Work to complete - Write out each line exactly as it stands, please.

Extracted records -

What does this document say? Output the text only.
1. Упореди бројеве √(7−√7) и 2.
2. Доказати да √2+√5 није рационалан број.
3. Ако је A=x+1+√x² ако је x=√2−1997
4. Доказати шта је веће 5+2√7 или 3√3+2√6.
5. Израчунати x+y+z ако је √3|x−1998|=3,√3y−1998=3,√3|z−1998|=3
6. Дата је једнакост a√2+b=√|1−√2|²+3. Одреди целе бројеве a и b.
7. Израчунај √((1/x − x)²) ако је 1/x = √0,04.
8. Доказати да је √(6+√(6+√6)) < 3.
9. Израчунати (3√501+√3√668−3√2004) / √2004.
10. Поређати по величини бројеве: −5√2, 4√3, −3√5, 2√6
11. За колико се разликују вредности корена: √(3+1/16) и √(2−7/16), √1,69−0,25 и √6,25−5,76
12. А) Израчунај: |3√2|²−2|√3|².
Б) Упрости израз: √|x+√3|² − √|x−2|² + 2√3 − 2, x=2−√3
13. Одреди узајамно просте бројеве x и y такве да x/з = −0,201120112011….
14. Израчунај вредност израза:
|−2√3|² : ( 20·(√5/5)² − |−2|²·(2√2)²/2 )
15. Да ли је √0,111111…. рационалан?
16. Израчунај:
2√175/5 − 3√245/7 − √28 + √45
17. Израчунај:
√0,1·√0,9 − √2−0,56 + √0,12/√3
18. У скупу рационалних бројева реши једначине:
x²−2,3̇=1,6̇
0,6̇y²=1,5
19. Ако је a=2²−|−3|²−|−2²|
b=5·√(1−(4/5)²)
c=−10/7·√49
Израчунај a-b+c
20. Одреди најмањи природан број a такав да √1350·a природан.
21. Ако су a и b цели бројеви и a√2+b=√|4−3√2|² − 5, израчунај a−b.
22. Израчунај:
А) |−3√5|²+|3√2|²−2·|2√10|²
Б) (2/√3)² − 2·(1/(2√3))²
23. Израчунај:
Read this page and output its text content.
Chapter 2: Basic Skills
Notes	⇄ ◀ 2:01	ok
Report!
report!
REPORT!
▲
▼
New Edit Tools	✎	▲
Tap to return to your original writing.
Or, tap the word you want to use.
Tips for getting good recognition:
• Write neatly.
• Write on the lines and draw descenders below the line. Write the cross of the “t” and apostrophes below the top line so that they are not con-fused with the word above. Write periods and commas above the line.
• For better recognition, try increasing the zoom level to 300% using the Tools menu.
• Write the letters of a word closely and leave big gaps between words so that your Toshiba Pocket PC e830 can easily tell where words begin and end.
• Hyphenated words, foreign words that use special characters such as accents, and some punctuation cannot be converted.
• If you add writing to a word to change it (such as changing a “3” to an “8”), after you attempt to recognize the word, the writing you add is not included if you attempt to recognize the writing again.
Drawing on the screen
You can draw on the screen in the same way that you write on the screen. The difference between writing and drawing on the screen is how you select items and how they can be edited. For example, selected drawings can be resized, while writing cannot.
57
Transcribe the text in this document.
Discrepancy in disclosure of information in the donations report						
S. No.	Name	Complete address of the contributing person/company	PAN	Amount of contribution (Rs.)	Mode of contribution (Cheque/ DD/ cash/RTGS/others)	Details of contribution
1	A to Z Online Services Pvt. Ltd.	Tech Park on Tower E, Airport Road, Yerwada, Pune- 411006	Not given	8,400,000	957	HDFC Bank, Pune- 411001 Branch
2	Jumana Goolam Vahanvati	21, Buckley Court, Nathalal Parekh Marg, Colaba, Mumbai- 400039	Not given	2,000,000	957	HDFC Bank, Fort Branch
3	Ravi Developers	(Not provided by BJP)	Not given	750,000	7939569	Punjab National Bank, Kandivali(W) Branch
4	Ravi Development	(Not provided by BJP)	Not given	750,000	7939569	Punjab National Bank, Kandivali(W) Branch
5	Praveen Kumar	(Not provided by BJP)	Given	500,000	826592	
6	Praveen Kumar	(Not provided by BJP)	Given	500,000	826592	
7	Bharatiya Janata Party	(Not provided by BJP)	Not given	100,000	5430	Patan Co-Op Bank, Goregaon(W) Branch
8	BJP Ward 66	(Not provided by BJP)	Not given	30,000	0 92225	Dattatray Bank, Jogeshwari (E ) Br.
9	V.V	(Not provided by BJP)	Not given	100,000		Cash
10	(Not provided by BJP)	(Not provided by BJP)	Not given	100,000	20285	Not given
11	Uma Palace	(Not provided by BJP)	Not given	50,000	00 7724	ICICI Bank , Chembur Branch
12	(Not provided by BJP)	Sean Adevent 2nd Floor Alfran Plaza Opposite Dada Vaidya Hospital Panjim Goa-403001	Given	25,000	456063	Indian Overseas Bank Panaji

Written reply -
What does this document say? Output the text only.
1. Упореди бројеве √(7−√7) и 2.
2. Доказати да √2+√5 није рационалан број.
3. Ако је A=x+1+√x² ако је x=√2−1997
4. Доказати шта је веће 5+2√7 или 3√3+2√6.
5. Израчунати x+y+z ако је √3|x−1998|=3,√3y−1998=3,√3|z−1998|=3
6. Дата је једнакост a√2+b=√|1−√2|²+3. Одреди целе бројеве a и b.
7. Израчунај √((1/x − x)²) ако је 1/x = √0,04.
8. Доказати да је √(6+√(6+√6)) < 3.
9. Израчунати (3√501+√3√668−3√2004) / √2004.
10. Поређати по величини бројеве: −5√2, 4√3, −3√5, 2√6
11. За колико се разликују вредности корена: √(3+1/16) и √(2−7/16), √1,69−0,25 и √6,25−5,76
12. А) Израчунај: |3√2|²−2|√3|².
Б) Упрости израз: √|x+√3|² − √|x−2|² + 2√3 − 2, x=2−√3
13. Одреди узајамно просте бројеве x и y такве да x/з = −0,201120112011….
14. Израчунај вредност израза:
|−2√3|² : ( 20·(√5/5)² − |−2|²·(2√2)²/2 )
15. Да ли је √0,111111…. рационалан?
16. Израчунај:
2√175/5 − 3√245/7 − √28 + √45
17. Израчунај:
√0,1·√0,9 − √2−0,56 + √0,12/√3
18. У скупу рационалних бројева реши једначине:
x²−2,3̇=1,6̇
0,6̇y²=1,5
19. Ако је a=2²−|−3|²−|−2²|
b=5·√(1−(4/5)²)
c=−10/7·√49
Израчунај a-b+c
20. Одреди најмањи природан број a такав да √1350·a природан.
21. Ако су a и b цели бројеви и a√2+b=√|4−3√2|² − 5, израчунај a−b.
22. Израчунај:
А) |−3√5|²+|3√2|²−2·|2√10|²
Б) (2/√3)² − 2·(1/(2√3))²
23. Израчунај:
Read this page and output its text content.
Chapter 2: Basic Skills
Notes	⇄ ◀ 2:01	ok
Report!
report!
REPORT!
▲
▼
New Edit Tools	✎	▲
Tap to return to your original writing.
Or, tap the word you want to use.
Tips for getting good recognition:
• Write neatly.
• Write on the lines and draw descenders below the line. Write the cross of the “t” and apostrophes below the top line so that they are not con-fused with the word above. Write periods and commas above the line.
• For better recognition, try increasing the zoom level to 300% using the Tools menu.
• Write the letters of a word closely and leave big gaps between words so that your Toshiba Pocket PC e830 can easily tell where words begin and end.
• Hyphenated words, foreign words that use special characters such as accents, and some punctuation cannot be converted.
• If you add writing to a word to change it (such as changing a “3” to an “8”), after you attempt to recognize the word, the writing you add is not included if you attempt to recognize the writing again.
Drawing on the screen
You can draw on the screen in the same way that you write on the screen. The difference between writing and drawing on the screen is how you select items and how they can be edited. For example, selected drawings can be resized, while writing cannot.
57
Transcribe the text in this document.
Discrepancy in disclosure of information in the donations report						
S. No.	Name	Complete address of the contributing person/company	PAN	Amount of contribution (Rs.)	Mode of contribution (Cheque/ DD/ cash/RTGS/others)	Details of contribution
1	A to Z Online Services Pvt. Ltd.	Tech Park on Tower E, Airport Road, Yerwada, Pune- 411006	Not given	8,400,000	957	HDFC Bank, Pune- 411001 Branch
2	Jumana Goolam Vahanvati	21, Buckley Court, Nathalal Parekh Marg, Colaba, Mumbai- 400039	Not given	2,000,000	957	HDFC Bank, Fort Branch
3	Ravi Developers	(Not provided by BJP)	Not given	750,000	7939569	Punjab National Bank, Kandivali(W) Branch
4	Ravi Development	(Not provided by BJP)	Not given	750,000	7939569	Punjab National Bank, Kandivali(W) Branch
5	Praveen Kumar	(Not provided by BJP)	Given	500,000	826592	
6	Praveen Kumar	(Not provided by BJP)	Given	500,000	826592	
7	Bharatiya Janata Party	(Not provided by BJP)	Not given	100,000	5430	Patan Co-Op Bank, Goregaon(W) Branch
8	BJP Ward 66	(Not provided by BJP)	Not given	30,000	0 92225	Dattatray Bank, Jogeshwari (E ) Br.
9	V.V	(Not provided by BJP)	Not given	100,000		Cash
10	(Not provided by BJP)	(Not provided by BJP)	Not given	100,000	20285	Not given
11	Uma Palace	(Not provided by BJP)	Not given	50,000	00 7724	ICICI Bank , Chembur Branch
12	(Not provided by BJP)	Sean Adevent 2nd Floor Alfran Plaza Opposite Dada Vaidya Hospital Panjim Goa-403001	Given	25,000	456063	Indian Overseas Bank Panaji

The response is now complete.